• _Instructions to follow_
Go through the entries below and print each one exactly, leaving out pictures.

• _Material to process_
"""

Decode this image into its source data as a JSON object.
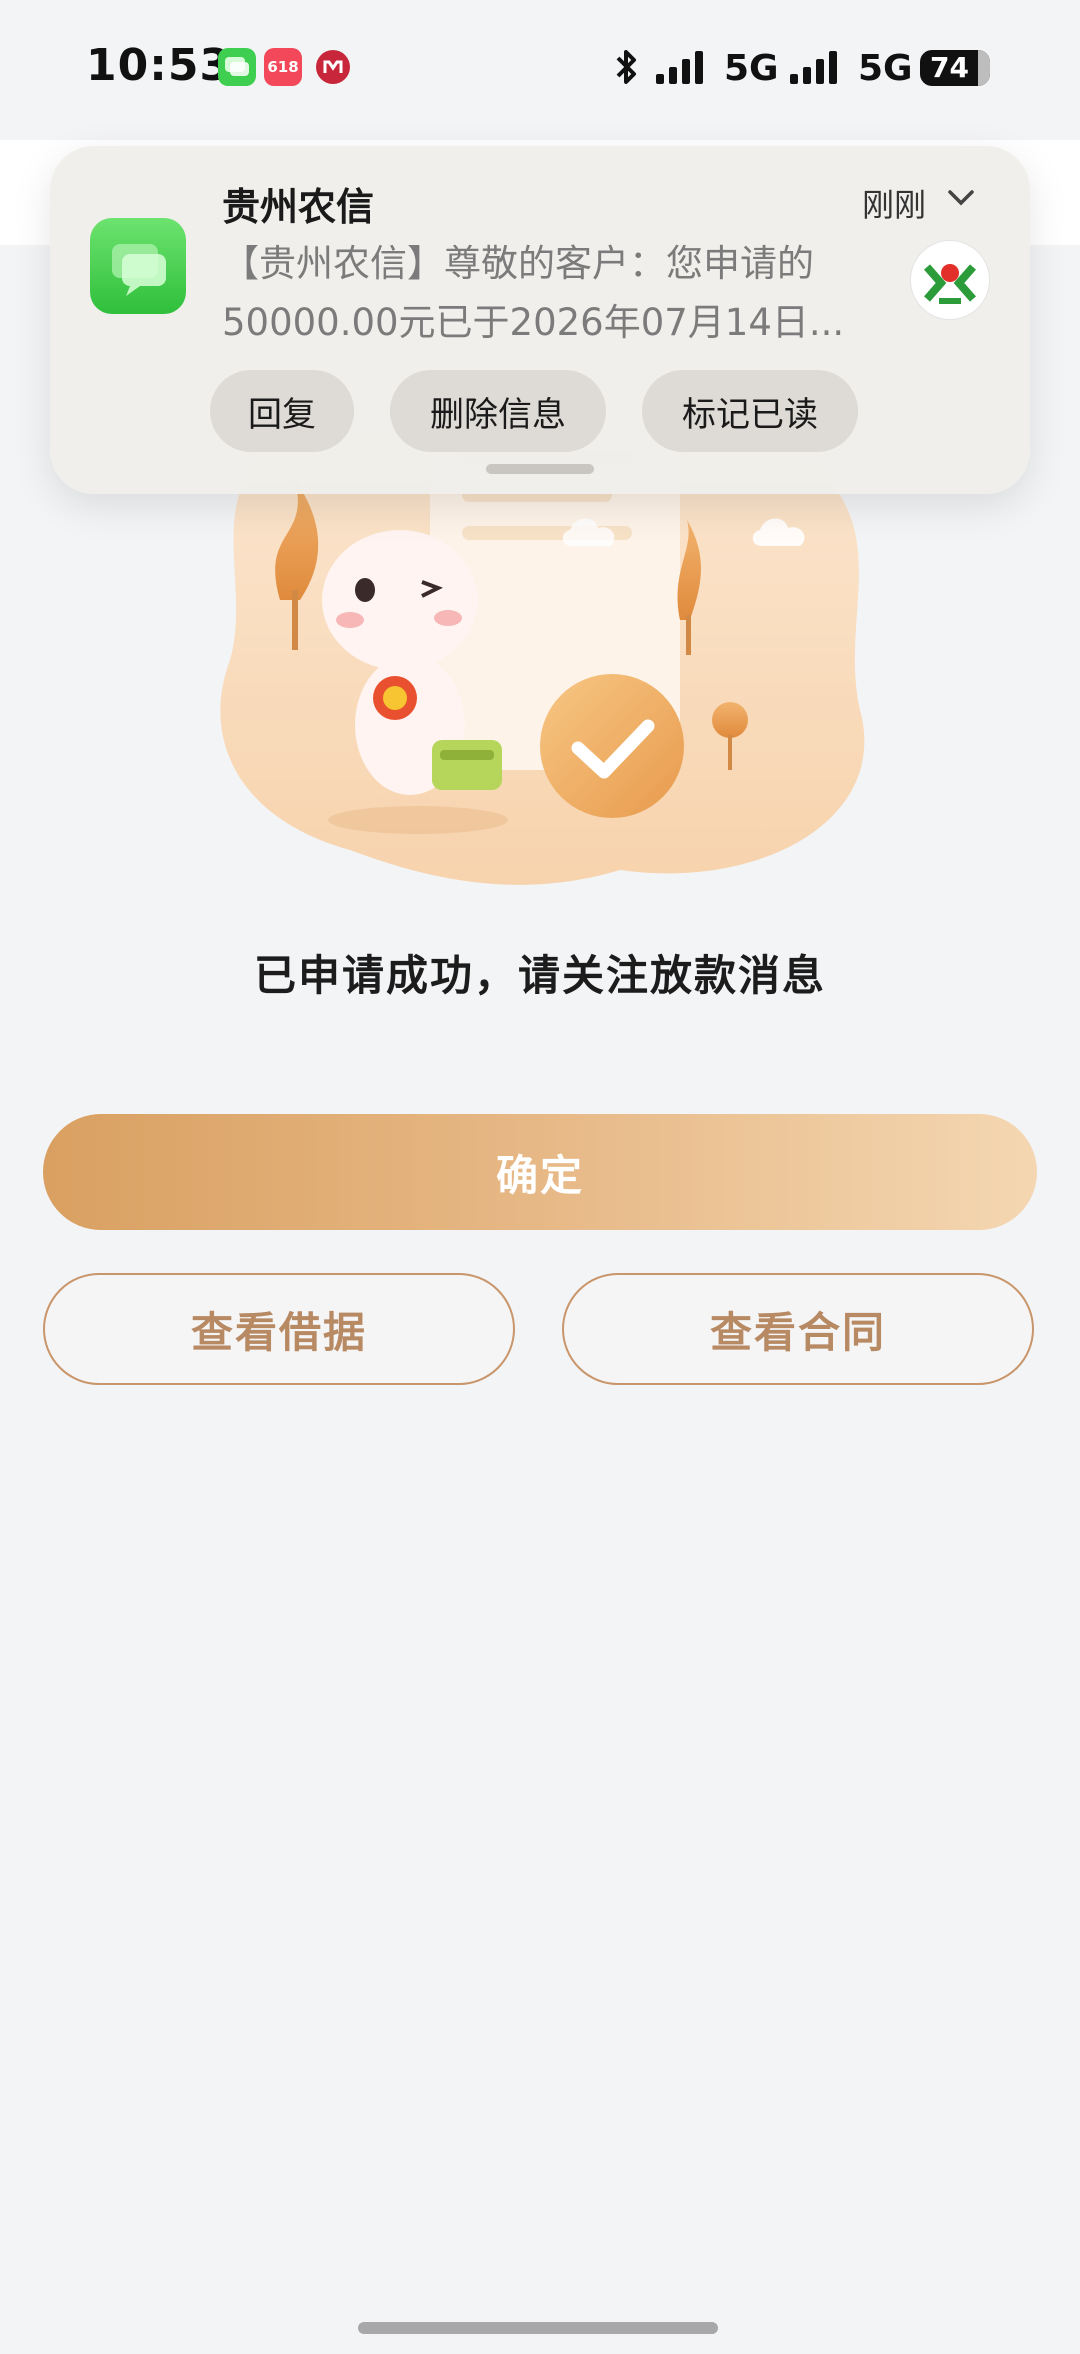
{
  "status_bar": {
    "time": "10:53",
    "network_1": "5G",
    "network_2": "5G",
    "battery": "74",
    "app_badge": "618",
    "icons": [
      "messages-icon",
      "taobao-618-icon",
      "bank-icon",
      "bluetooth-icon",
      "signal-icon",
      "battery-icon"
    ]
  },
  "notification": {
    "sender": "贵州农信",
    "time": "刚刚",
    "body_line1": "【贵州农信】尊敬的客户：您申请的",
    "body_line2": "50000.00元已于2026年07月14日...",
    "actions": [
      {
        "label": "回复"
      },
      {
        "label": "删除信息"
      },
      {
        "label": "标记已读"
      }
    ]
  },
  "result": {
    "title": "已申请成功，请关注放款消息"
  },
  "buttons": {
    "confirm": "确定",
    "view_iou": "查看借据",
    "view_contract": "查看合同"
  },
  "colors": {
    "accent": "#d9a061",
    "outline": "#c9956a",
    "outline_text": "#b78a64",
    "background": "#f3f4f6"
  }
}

"""

• _Correct output_
Decode this image into its source data as a JSON object.
{
  "status_bar": {
    "time": "10:53",
    "network_1": "5G",
    "network_2": "5G",
    "battery": "74",
    "app_badge": "618",
    "icons": [
      "messages-icon",
      "taobao-618-icon",
      "bank-icon",
      "bluetooth-icon",
      "signal-icon",
      "battery-icon"
    ]
  },
  "notification": {
    "sender": "贵州农信",
    "time": "刚刚",
    "body_line1": "【贵州农信】尊敬的客户：您申请的",
    "body_line2": "50000.00元已于2026年07月14日...",
    "actions": [
      {
        "label": "回复"
      },
      {
        "label": "删除信息"
      },
      {
        "label": "标记已读"
      }
    ]
  },
  "result": {
    "title": "已申请成功，请关注放款消息"
  },
  "buttons": {
    "confirm": "确定",
    "view_iou": "查看借据",
    "view_contract": "查看合同"
  },
  "colors": {
    "accent": "#d9a061",
    "outline": "#c9956a",
    "outline_text": "#b78a64",
    "background": "#f3f4f6"
  }
}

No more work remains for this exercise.